A título de exemplo e de comparação das alterações que se verificaram na sociedade iremos, sucintamente, caracterizar as duas grandes crises do século XX, nomeadamente as crises de 1929 e a crise de 1983. A compreensão sociológica destas crises vai permitir-nos identificar as principais alterações e dificuldades que se estão a verificar na sociedade portuguesa com a atual crise que estamos a viver.

A grande crise ou depressão de 1929

A crise de 1929, também conhecida como grade depressão económica, teve início em 1929 e persistiu ao longo da década de 1930. Esta crise é considerada um dos piores momentos da História, como também uma das maiores ressecções económicas do século XX
As principais consequências desta crise foram as elevadas taxas de desemprego, as quedas drásticas na produção industrial, a desvalorização da moeda e as quebras vertiginosas da bolsa de valores. As ações na bolsa de valores de Nova Iorque foram as mais afetadas, dando origem à chamada Quinta-feira negra em que o valor das ações caiu a níveis nunca vistos e milhares de acionistas perderam num só dia avultadas somas de dinheiro e outros perderam todos os seus investimentos.

**INSTRUÇÕES DO EXERCÍCIO**
Apresente, sem qualquer alteração, o trecho do excerto sobre as crises do século XX que vai de "A título de" a "estamos a viver.", incluindo ambos. O material apresentado a seguir é independente deste excerto.

**MATERIAL FORNECIDO**
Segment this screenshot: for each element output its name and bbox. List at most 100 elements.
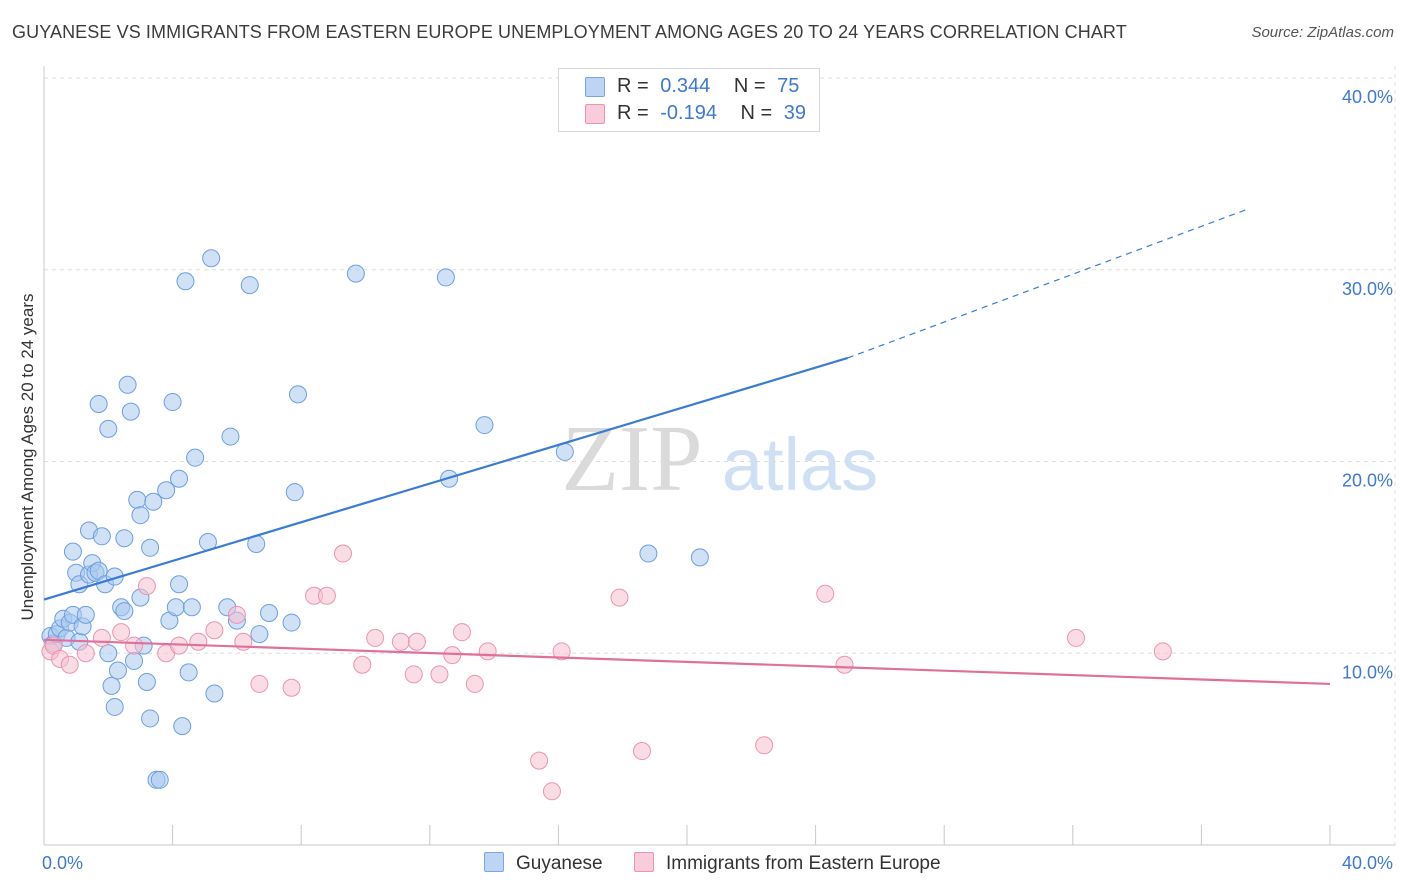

**RESULTADO DA TAREFA**
A título de exemplo e de comparação das alterações que se verificaram na sociedade iremos, sucintamente, caracterizar as duas grandes crises do século XX, nomeadamente as crises de 1929 e a crise de 1983. A compreensão sociológica destas crises vai permitir-nos identificar as principais alterações e dificuldades que se estão a verificar na sociedade portuguesa com a atual crise que estamos a viver.